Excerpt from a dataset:
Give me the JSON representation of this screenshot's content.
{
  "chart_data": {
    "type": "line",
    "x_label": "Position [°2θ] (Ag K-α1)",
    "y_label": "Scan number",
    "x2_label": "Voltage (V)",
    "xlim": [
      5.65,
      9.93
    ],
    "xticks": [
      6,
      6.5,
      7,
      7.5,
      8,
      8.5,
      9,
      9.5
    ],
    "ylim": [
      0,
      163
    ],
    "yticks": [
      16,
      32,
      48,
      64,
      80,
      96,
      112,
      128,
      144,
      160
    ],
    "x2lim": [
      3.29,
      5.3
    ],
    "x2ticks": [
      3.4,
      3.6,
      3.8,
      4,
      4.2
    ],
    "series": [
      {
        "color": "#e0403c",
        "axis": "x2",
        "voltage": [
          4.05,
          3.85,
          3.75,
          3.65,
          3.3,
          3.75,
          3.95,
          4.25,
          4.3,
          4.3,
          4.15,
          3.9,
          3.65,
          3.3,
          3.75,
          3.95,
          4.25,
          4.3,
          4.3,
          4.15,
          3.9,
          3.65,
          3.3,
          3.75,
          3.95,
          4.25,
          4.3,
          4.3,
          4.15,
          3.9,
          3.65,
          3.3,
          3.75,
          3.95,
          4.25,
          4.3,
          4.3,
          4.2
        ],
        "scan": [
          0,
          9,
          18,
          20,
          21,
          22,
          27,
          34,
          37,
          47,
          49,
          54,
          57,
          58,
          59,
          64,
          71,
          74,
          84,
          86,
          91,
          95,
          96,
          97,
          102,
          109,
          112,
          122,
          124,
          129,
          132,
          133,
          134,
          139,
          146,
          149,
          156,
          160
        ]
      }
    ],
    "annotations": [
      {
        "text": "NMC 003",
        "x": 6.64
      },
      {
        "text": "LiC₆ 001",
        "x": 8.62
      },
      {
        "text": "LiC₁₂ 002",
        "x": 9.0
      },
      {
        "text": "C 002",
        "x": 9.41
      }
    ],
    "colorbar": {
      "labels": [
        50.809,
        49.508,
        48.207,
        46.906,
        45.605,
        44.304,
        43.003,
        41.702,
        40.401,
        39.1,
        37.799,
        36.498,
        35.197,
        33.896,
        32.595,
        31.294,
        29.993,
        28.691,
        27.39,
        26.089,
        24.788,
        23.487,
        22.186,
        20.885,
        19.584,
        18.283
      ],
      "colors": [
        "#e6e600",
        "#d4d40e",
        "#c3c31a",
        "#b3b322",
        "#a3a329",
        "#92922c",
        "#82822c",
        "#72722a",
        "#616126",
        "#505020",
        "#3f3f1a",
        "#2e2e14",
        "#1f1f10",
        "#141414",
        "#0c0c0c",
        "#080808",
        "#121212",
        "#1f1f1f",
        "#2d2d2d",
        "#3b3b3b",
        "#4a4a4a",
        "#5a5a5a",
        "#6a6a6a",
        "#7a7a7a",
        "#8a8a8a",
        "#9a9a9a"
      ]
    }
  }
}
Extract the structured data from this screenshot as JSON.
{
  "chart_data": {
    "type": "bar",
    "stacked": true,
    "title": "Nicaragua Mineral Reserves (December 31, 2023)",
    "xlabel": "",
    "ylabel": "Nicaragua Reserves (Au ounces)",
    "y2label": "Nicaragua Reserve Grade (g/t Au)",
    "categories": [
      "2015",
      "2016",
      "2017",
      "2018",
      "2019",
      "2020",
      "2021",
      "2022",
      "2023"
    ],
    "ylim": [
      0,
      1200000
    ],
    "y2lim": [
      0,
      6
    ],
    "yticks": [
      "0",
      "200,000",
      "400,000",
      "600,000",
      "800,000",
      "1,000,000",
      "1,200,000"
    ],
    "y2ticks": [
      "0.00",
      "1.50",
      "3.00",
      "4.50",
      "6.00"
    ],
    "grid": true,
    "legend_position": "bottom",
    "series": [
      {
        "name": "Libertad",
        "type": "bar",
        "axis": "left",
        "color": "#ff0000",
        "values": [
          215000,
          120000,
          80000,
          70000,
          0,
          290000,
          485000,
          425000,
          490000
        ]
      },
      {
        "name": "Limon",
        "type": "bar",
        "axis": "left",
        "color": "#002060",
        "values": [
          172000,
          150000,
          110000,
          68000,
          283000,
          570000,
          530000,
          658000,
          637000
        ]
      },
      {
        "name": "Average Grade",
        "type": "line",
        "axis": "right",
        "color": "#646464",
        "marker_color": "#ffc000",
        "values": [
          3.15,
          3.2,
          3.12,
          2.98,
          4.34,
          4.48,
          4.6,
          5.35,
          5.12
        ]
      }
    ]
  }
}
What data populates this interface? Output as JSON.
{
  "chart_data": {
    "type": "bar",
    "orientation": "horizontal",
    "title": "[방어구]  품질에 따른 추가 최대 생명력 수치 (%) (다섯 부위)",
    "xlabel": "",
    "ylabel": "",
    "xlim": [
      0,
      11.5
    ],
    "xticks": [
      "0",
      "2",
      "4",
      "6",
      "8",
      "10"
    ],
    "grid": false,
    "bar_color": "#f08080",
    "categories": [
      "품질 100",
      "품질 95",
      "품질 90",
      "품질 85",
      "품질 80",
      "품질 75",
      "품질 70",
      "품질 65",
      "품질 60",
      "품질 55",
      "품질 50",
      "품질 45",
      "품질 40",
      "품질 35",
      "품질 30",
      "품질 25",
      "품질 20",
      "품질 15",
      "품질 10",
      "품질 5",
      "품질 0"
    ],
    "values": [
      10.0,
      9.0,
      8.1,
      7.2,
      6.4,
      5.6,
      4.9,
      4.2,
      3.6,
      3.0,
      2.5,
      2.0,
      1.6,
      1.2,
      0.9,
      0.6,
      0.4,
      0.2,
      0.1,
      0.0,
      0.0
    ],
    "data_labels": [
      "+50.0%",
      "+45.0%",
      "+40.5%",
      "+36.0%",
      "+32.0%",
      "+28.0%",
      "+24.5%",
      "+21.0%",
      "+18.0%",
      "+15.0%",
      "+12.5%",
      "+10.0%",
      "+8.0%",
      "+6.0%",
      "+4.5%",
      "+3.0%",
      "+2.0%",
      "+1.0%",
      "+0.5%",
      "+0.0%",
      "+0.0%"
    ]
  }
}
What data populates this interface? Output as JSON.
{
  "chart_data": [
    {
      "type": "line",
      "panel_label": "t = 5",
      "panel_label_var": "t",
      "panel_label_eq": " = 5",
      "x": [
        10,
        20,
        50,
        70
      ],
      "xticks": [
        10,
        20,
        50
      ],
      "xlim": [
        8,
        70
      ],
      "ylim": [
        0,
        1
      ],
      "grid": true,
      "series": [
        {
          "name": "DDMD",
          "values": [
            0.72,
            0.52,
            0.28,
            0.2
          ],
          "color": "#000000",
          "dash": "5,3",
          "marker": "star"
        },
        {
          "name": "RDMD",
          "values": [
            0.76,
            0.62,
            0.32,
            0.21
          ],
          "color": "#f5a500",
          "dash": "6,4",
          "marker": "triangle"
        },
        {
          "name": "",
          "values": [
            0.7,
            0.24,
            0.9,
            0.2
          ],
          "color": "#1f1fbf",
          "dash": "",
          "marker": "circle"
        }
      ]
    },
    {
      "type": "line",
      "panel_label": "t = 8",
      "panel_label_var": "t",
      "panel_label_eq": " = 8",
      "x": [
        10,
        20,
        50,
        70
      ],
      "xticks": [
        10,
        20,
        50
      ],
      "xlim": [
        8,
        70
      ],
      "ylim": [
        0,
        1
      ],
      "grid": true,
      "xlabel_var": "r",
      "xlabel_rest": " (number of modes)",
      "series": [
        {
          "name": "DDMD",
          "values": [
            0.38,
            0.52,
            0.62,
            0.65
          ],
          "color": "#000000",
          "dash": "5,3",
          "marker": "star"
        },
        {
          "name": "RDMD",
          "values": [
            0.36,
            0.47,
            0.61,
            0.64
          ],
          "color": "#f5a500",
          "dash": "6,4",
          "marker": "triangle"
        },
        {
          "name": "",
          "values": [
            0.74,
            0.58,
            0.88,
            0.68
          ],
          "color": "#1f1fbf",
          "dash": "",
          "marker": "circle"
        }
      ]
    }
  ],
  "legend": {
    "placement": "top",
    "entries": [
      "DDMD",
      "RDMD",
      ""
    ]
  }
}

PROBLEM REQUIREMENTS: Give only the number of lines that include the word "text".

TASK OUTPUT: 4